-- Start of Data shown --

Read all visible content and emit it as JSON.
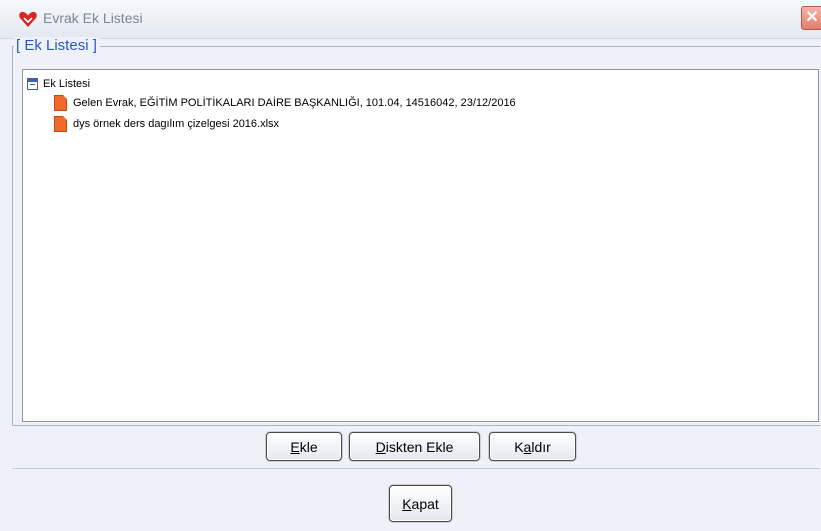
{
  "window": {
    "title": "Evrak Ek Listesi",
    "close_symbol": "✕"
  },
  "group": {
    "legend": "[ Ek Listesi ]"
  },
  "tree": {
    "root_label": "Ek Listesi",
    "root_icon": "list-document-icon",
    "item_icon": "orange-file-icon",
    "items": [
      {
        "label": "Gelen Evrak, EĞİTİM POLİTİKALARI DAİRE BAŞKANLIĞI, 101.04, 14516042, 23/12/2016"
      },
      {
        "label": "dys örnek ders dagılım çizelgesi 2016.xlsx"
      }
    ]
  },
  "buttons": {
    "add": {
      "mnemonic": "E",
      "rest": "kle"
    },
    "add_from_disk": {
      "mnemonic": "D",
      "rest": "iskten Ekle"
    },
    "remove": {
      "prefix": "K",
      "mnemonic": "a",
      "rest": "ldır"
    },
    "close": {
      "mnemonic": "K",
      "rest": "apat"
    }
  },
  "colors": {
    "legend_text": "#2d55c4",
    "file_icon": "#f26a2a",
    "close_button": "#e27e6d"
  }
}
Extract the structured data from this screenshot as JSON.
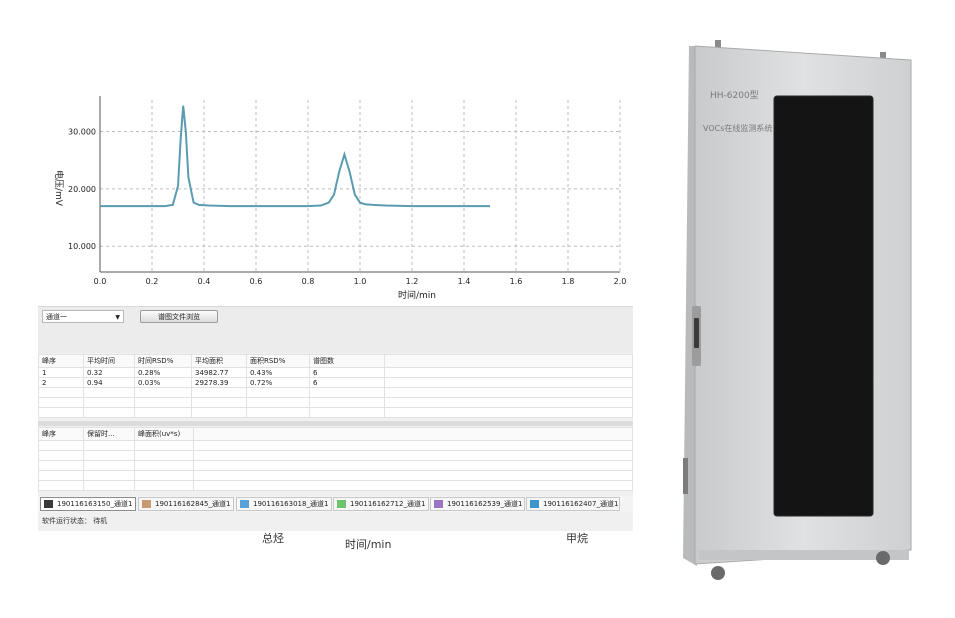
{
  "chart_data": {
    "type": "line",
    "xlabel": "时间/min",
    "ylabel": "电压/mV",
    "xlim": [
      0.0,
      2.0
    ],
    "ylim": [
      5.5,
      35.5
    ],
    "xticks": [
      "0.0",
      "0.2",
      "0.4",
      "0.6",
      "0.8",
      "1.0",
      "1.2",
      "1.4",
      "1.6",
      "1.8",
      "2.0"
    ],
    "yticks": [
      "10.000",
      "20.000",
      "30.000"
    ],
    "ytick_values": [
      10,
      20,
      30
    ],
    "grid": true,
    "series": [
      {
        "color": "#5b9bb0",
        "x": [
          0.0,
          0.05,
          0.1,
          0.15,
          0.2,
          0.25,
          0.28,
          0.3,
          0.31,
          0.32,
          0.33,
          0.34,
          0.36,
          0.38,
          0.42,
          0.5,
          0.6,
          0.7,
          0.8,
          0.85,
          0.88,
          0.9,
          0.92,
          0.94,
          0.96,
          0.98,
          1.0,
          1.02,
          1.05,
          1.1,
          1.2,
          1.3,
          1.4,
          1.5
        ],
        "y": [
          17.0,
          17.0,
          17.0,
          17.0,
          17.0,
          17.0,
          17.2,
          20.5,
          28.5,
          34.5,
          30.0,
          22.0,
          17.6,
          17.2,
          17.1,
          17.0,
          17.0,
          17.0,
          17.0,
          17.1,
          17.6,
          19.0,
          23.0,
          26.0,
          23.0,
          19.0,
          17.6,
          17.3,
          17.2,
          17.1,
          17.0,
          17.0,
          17.0,
          17.0
        ]
      }
    ]
  },
  "controls": {
    "channel_select": "通道一",
    "browse_button": "谱图文件浏览"
  },
  "table1": {
    "headers": [
      "峰序",
      "平均时间",
      "时间RSD%",
      "平均面积",
      "面积RSD%",
      "谱图数"
    ],
    "rows": [
      [
        "1",
        "0.32",
        "0.28%",
        "34982.77",
        "0.43%",
        "6"
      ],
      [
        "2",
        "0.94",
        "0.03%",
        "29278.39",
        "0.72%",
        "6"
      ]
    ]
  },
  "table2": {
    "headers": [
      "峰序",
      "保留时...",
      "峰面积(uv*s)"
    ]
  },
  "tabs": [
    {
      "label": "190116163150_通道1",
      "color": "#3a3a3a"
    },
    {
      "label": "190116162845_通道1",
      "color": "#c69a72"
    },
    {
      "label": "190116163018_通道1",
      "color": "#5aa0d8"
    },
    {
      "label": "190116162712_通道1",
      "color": "#6cc56c"
    },
    {
      "label": "190116162539_通道1",
      "color": "#9a73c4"
    },
    {
      "label": "190116162407_通道1",
      "color": "#3d95c9"
    }
  ],
  "status": {
    "label": "软件运行状态：",
    "value": "待机"
  },
  "captions": {
    "left": "总烃",
    "center": "时间/min",
    "right": "甲烷"
  },
  "cabinet": {
    "model": "HH-6200型",
    "name": "VOCs在线监测系统",
    "body_color": "#d9dadb",
    "window_color": "#141414"
  }
}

-- End of Data shown --

* **Problem statement**
Copy all the entries word for word. Omit any pictures.

* **Right answer**
Read all visible content and emit it as JSON.
{
  "window": {
    "title": "Evrak Ek Listesi",
    "close_symbol": "✕"
  },
  "group": {
    "legend": "[ Ek Listesi ]"
  },
  "tree": {
    "root_label": "Ek Listesi",
    "root_icon": "list-document-icon",
    "item_icon": "orange-file-icon",
    "items": [
      {
        "label": "Gelen Evrak, EĞİTİM POLİTİKALARI DAİRE BAŞKANLIĞI, 101.04, 14516042, 23/12/2016"
      },
      {
        "label": "dys örnek ders dagılım çizelgesi 2016.xlsx"
      }
    ]
  },
  "buttons": {
    "add": {
      "mnemonic": "E",
      "rest": "kle"
    },
    "add_from_disk": {
      "mnemonic": "D",
      "rest": "iskten Ekle"
    },
    "remove": {
      "prefix": "K",
      "mnemonic": "a",
      "rest": "ldır"
    },
    "close": {
      "mnemonic": "K",
      "rest": "apat"
    }
  },
  "colors": {
    "legend_text": "#2d55c4",
    "file_icon": "#f26a2a",
    "close_button": "#e27e6d"
  }
}
Extract the structured data from this screenshot as JSON.
{
  "chart_data": {
    "type": "line",
    "xlabel": "时间/min",
    "ylabel": "电压/mV",
    "xlim": [
      0.0,
      2.0
    ],
    "ylim": [
      5.5,
      35.5
    ],
    "xticks": [
      "0.0",
      "0.2",
      "0.4",
      "0.6",
      "0.8",
      "1.0",
      "1.2",
      "1.4",
      "1.6",
      "1.8",
      "2.0"
    ],
    "yticks": [
      "10.000",
      "20.000",
      "30.000"
    ],
    "ytick_values": [
      10,
      20,
      30
    ],
    "grid": true,
    "series": [
      {
        "color": "#5b9bb0",
        "x": [
          0.0,
          0.05,
          0.1,
          0.15,
          0.2,
          0.25,
          0.28,
          0.3,
          0.31,
          0.32,
          0.33,
          0.34,
          0.36,
          0.38,
          0.42,
          0.5,
          0.6,
          0.7,
          0.8,
          0.85,
          0.88,
          0.9,
          0.92,
          0.94,
          0.96,
          0.98,
          1.0,
          1.02,
          1.05,
          1.1,
          1.2,
          1.3,
          1.4,
          1.5
        ],
        "y": [
          17.0,
          17.0,
          17.0,
          17.0,
          17.0,
          17.0,
          17.2,
          20.5,
          28.5,
          34.5,
          30.0,
          22.0,
          17.6,
          17.2,
          17.1,
          17.0,
          17.0,
          17.0,
          17.0,
          17.1,
          17.6,
          19.0,
          23.0,
          26.0,
          23.0,
          19.0,
          17.6,
          17.3,
          17.2,
          17.1,
          17.0,
          17.0,
          17.0,
          17.0
        ]
      }
    ]
  },
  "controls": {
    "channel_select": "通道一",
    "browse_button": "谱图文件浏览"
  },
  "table1": {
    "headers": [
      "峰序",
      "平均时间",
      "时间RSD%",
      "平均面积",
      "面积RSD%",
      "谱图数"
    ],
    "rows": [
      [
        "1",
        "0.32",
        "0.28%",
        "34982.77",
        "0.43%",
        "6"
      ],
      [
        "2",
        "0.94",
        "0.03%",
        "29278.39",
        "0.72%",
        "6"
      ]
    ]
  },
  "table2": {
    "headers": [
      "峰序",
      "保留时...",
      "峰面积(uv*s)"
    ]
  },
  "tabs": [
    {
      "label": "190116163150_通道1",
      "color": "#3a3a3a"
    },
    {
      "label": "190116162845_通道1",
      "color": "#c69a72"
    },
    {
      "label": "190116163018_通道1",
      "color": "#5aa0d8"
    },
    {
      "label": "190116162712_通道1",
      "color": "#6cc56c"
    },
    {
      "label": "190116162539_通道1",
      "color": "#9a73c4"
    },
    {
      "label": "190116162407_通道1",
      "color": "#3d95c9"
    }
  ],
  "status": {
    "label": "软件运行状态：",
    "value": "待机"
  },
  "captions": {
    "left": "总烃",
    "center": "时间/min",
    "right": "甲烷"
  },
  "cabinet": {
    "model": "HH-6200型",
    "name": "VOCs在线监测系统",
    "body_color": "#d9dadb",
    "window_color": "#141414"
  }
}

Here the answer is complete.